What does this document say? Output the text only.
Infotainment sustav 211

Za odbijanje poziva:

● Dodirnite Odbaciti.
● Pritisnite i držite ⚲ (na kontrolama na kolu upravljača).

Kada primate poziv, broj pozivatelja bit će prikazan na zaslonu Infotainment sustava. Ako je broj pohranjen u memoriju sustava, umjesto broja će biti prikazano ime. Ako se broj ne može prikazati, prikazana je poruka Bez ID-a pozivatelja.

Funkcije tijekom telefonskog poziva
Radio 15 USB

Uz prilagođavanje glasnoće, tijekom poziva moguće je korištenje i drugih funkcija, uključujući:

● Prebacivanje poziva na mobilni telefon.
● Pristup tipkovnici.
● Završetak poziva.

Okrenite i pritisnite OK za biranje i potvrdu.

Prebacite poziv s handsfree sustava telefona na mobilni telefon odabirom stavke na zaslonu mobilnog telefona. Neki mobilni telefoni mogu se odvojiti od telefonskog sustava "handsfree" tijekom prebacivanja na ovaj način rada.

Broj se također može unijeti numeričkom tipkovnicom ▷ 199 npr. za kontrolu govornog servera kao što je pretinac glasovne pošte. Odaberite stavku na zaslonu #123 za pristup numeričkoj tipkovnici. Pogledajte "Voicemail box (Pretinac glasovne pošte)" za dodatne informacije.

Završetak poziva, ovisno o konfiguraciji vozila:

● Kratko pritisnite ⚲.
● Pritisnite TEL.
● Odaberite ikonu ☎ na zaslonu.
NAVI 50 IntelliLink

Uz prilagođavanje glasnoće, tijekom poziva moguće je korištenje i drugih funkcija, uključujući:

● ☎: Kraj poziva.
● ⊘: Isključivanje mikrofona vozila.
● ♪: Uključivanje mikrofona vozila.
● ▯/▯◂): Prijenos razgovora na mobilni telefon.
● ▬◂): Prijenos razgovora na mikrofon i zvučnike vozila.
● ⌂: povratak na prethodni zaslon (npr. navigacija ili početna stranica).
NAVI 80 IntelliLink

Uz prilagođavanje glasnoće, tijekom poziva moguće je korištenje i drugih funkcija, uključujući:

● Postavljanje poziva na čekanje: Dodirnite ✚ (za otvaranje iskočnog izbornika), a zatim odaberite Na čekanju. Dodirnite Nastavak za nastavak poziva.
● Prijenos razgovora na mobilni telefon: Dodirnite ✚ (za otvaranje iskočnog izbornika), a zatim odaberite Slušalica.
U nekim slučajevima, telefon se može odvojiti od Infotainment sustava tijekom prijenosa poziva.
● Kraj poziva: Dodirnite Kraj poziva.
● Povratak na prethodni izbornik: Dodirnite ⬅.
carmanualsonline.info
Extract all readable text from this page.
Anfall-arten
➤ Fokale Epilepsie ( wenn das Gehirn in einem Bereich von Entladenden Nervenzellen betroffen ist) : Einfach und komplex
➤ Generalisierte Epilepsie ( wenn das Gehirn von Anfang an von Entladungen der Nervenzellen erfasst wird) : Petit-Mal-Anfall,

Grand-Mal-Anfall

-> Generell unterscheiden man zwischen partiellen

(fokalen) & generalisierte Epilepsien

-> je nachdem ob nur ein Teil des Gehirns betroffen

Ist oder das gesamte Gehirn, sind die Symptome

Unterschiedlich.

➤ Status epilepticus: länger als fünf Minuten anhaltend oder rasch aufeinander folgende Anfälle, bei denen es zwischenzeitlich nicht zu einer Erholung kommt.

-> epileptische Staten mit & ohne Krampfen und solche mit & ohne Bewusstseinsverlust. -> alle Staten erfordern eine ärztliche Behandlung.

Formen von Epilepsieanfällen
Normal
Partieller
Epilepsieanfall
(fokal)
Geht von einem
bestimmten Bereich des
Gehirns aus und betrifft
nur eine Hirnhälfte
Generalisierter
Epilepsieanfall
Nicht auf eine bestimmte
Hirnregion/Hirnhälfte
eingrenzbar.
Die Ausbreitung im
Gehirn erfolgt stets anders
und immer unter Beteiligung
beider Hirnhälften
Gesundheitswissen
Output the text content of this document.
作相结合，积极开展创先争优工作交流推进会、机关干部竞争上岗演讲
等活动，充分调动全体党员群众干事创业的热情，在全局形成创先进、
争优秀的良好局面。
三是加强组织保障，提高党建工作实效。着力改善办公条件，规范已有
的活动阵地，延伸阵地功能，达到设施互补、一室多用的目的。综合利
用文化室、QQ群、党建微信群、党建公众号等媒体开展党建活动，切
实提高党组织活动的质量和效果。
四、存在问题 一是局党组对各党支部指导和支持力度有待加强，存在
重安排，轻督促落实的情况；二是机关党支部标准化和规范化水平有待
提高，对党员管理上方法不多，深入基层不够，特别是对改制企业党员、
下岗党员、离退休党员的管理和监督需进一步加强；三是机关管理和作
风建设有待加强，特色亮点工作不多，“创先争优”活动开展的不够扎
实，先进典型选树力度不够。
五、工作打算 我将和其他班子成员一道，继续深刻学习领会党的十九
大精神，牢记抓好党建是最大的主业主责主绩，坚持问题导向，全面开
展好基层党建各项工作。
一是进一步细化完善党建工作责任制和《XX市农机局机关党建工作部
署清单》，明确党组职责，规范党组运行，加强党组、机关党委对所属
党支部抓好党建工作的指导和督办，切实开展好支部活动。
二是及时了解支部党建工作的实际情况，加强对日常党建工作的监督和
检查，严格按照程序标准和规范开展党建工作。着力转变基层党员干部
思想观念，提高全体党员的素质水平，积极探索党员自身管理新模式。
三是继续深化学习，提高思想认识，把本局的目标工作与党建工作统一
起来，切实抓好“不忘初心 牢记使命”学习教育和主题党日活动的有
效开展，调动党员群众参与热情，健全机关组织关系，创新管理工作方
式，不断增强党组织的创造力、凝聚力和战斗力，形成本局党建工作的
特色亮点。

====

◆ **THE REQUEST**
Reproduce only those lines of the entries above that run from the line with "Output the text content of this document." to the final line.

◆ **FINISHED EXERCISE**
Output the text content of this document.
作相结合，积极开展创先争优工作交流推进会、机关干部竞争上岗演讲
等活动，充分调动全体党员群众干事创业的热情，在全局形成创先进、
争优秀的良好局面。
三是加强组织保障，提高党建工作实效。着力改善办公条件，规范已有
的活动阵地，延伸阵地功能，达到设施互补、一室多用的目的。综合利
用文化室、QQ群、党建微信群、党建公众号等媒体开展党建活动，切
实提高党组织活动的质量和效果。
四、存在问题 一是局党组对各党支部指导和支持力度有待加强，存在
重安排，轻督促落实的情况；二是机关党支部标准化和规范化水平有待
提高，对党员管理上方法不多，深入基层不够，特别是对改制企业党员、
下岗党员、离退休党员的管理和监督需进一步加强；三是机关管理和作
风建设有待加强，特色亮点工作不多，“创先争优”活动开展的不够扎
实，先进典型选树力度不够。
五、工作打算 我将和其他班子成员一道，继续深刻学习领会党的十九
大精神，牢记抓好党建是最大的主业主责主绩，坚持问题导向，全面开
展好基层党建各项工作。
一是进一步细化完善党建工作责任制和《XX市农机局机关党建工作部
署清单》，明确党组职责，规范党组运行，加强党组、机关党委对所属
党支部抓好党建工作的指导和督办，切实开展好支部活动。
二是及时了解支部党建工作的实际情况，加强对日常党建工作的监督和
检查，严格按照程序标准和规范开展党建工作。着力转变基层党员干部
思想观念，提高全体党员的素质水平，积极探索党员自身管理新模式。
三是继续深化学习，提高思想认识，把本局的目标工作与党建工作统一
起来，切实抓好“不忘初心 牢记使命”学习教育和主题党日活动的有
效开展，调动党员群众参与热情，健全机关组织关系，创新管理工作方
式，不断增强党组织的创造力、凝聚力和战斗力，形成本局党建工作的
特色亮点。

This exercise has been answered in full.